-- BEGIN RECORDS FOR THE EXERCISE --

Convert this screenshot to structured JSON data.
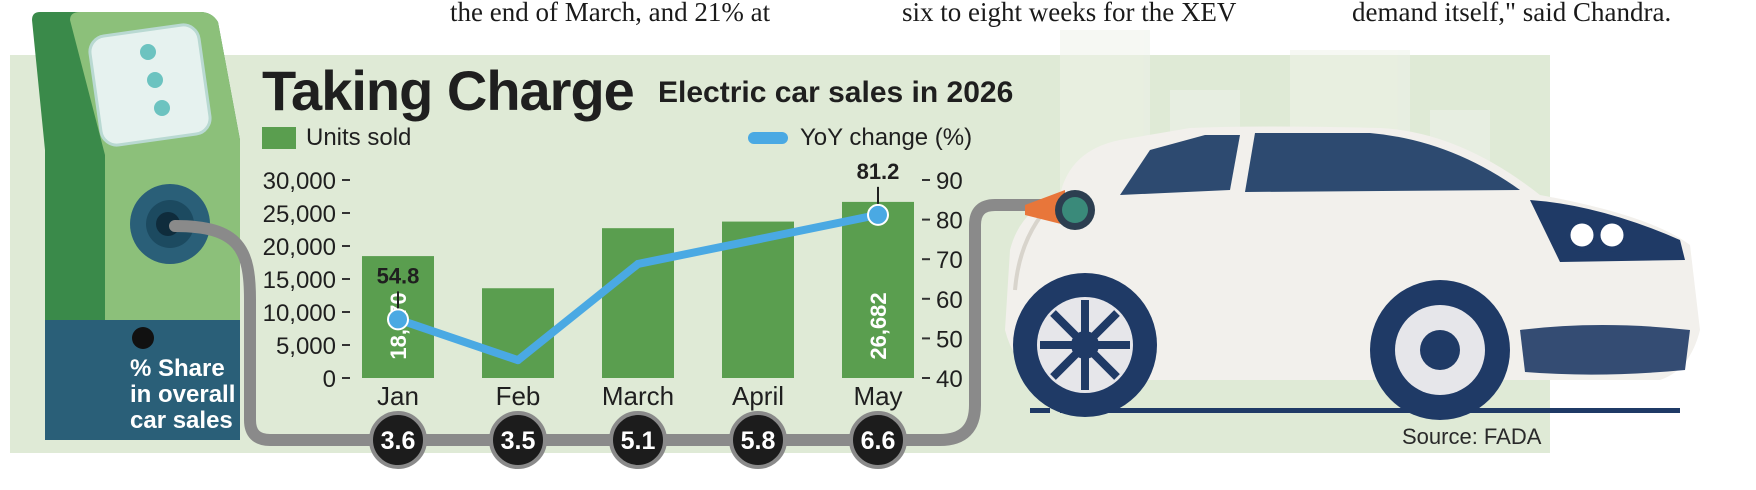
{
  "article_snippets": [
    "the end of  March, and 21% at",
    "six to eight weeks for the XEV",
    "demand itself,\" said Chandra."
  ],
  "colors": {
    "bar": "#5a9e4f",
    "line": "#4aa9e3",
    "bg_panel": "#dfead6",
    "pump": "#3a8a4a",
    "pump_light": "#8cc07a",
    "pump_dark": "#2a5f78",
    "hose": "#8a8a8a",
    "badge": "#1c1c1c",
    "car_body": "#f2f0ec",
    "car_dark": "#1f3a66"
  },
  "chart_data": {
    "type": "bar",
    "title": "Taking Charge",
    "subtitle": "Electric car sales in 2026",
    "categories": [
      "Jan",
      "Feb",
      "March",
      "April",
      "May"
    ],
    "series": [
      {
        "name": "Units sold",
        "axis": "left",
        "values": [
          18470,
          13600,
          22700,
          23700,
          26682
        ]
      },
      {
        "name": "YoY change (%)",
        "axis": "right",
        "type": "line",
        "values": [
          54.8,
          44.5,
          68.8,
          75.0,
          81.2
        ]
      }
    ],
    "bar_labels": [
      "18,470",
      "",
      "",
      "",
      "26,682"
    ],
    "line_labels": [
      "54.8",
      "",
      "",
      "",
      "81.2"
    ],
    "left_axis": {
      "ticks": [
        "0",
        "5,000",
        "10,000",
        "15,000",
        "20,000",
        "25,000",
        "30,000"
      ],
      "range": [
        0,
        30000
      ]
    },
    "right_axis": {
      "ticks": [
        "40",
        "50",
        "60",
        "70",
        "80",
        "90"
      ],
      "range": [
        40,
        90
      ]
    },
    "share": {
      "label_lines": [
        "% Share",
        "in overall",
        "car sales"
      ],
      "values": [
        "3.6",
        "3.5",
        "5.1",
        "5.8",
        "6.6"
      ]
    },
    "source": "Source: FADA",
    "legend_placement": "top"
  }
}
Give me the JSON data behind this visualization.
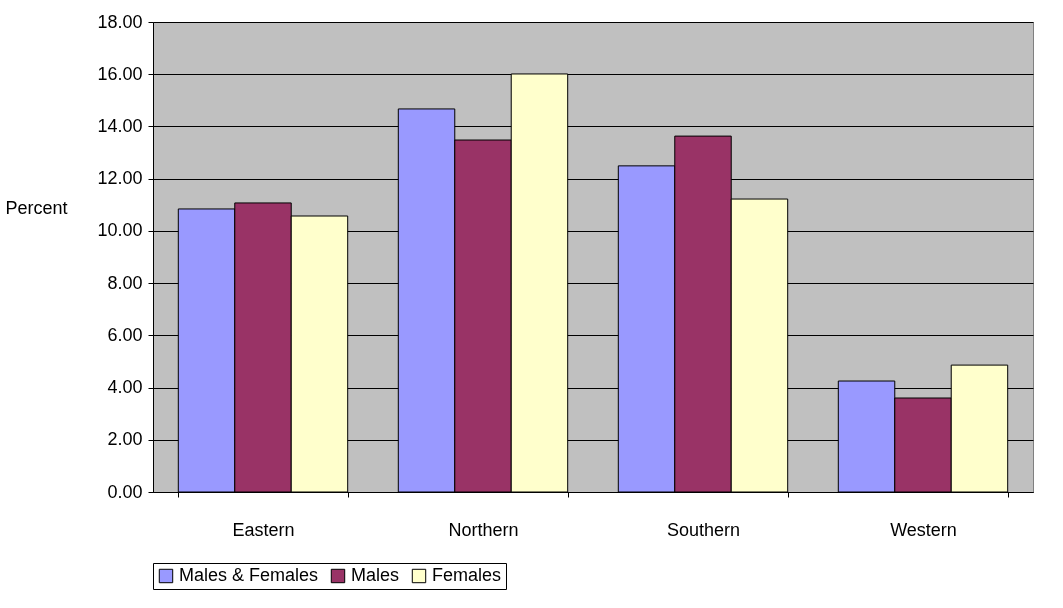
{
  "chart_data": {
    "type": "bar",
    "ylabel": "Percent",
    "categories": [
      "Eastern",
      "Northern",
      "Southern",
      "Western"
    ],
    "series": [
      {
        "name": "Males & Females",
        "color": "#9999ff",
        "values": [
          10.84,
          14.67,
          12.49,
          4.25
        ]
      },
      {
        "name": "Males",
        "color": "#993366",
        "values": [
          11.07,
          13.48,
          13.63,
          3.6
        ]
      },
      {
        "name": "Females",
        "color": "#ffffcc",
        "values": [
          10.57,
          16.01,
          11.22,
          4.86
        ]
      }
    ],
    "ylim": [
      0,
      18
    ],
    "yticks": [
      {
        "value": 0,
        "label": "0.00"
      },
      {
        "value": 2,
        "label": "2.00"
      },
      {
        "value": 4,
        "label": "4.00"
      },
      {
        "value": 6,
        "label": "6.00"
      },
      {
        "value": 8,
        "label": "8.00"
      },
      {
        "value": 10,
        "label": "10.00"
      },
      {
        "value": 12,
        "label": "12.00"
      },
      {
        "value": 14,
        "label": "14.00"
      },
      {
        "value": 16,
        "label": "16.00"
      },
      {
        "value": 18,
        "label": "18.00"
      }
    ],
    "grid": "y",
    "legend": "bottom"
  }
}
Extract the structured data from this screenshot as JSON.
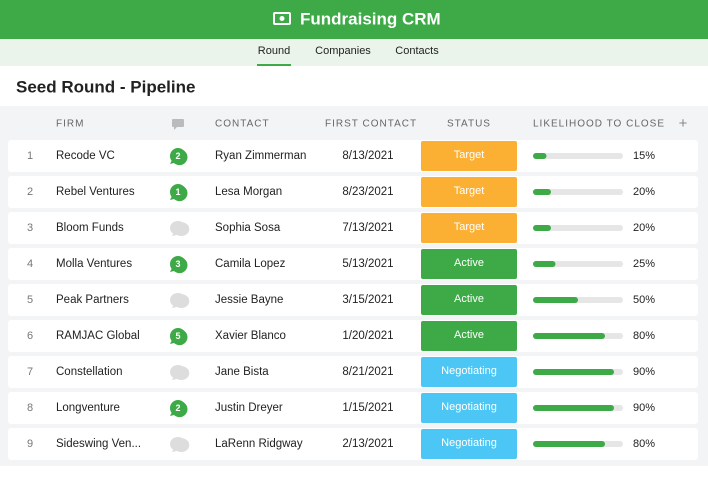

-- END RECORDS FOR THE EXERCISE --

GIVEN REQUEST:
Isolate the lines above that contain the word "screenshot" and copy them.

THE RESPONSE:
Convert this screenshot to structured JSON data.
Extract the structured data from this screenshot as JSON.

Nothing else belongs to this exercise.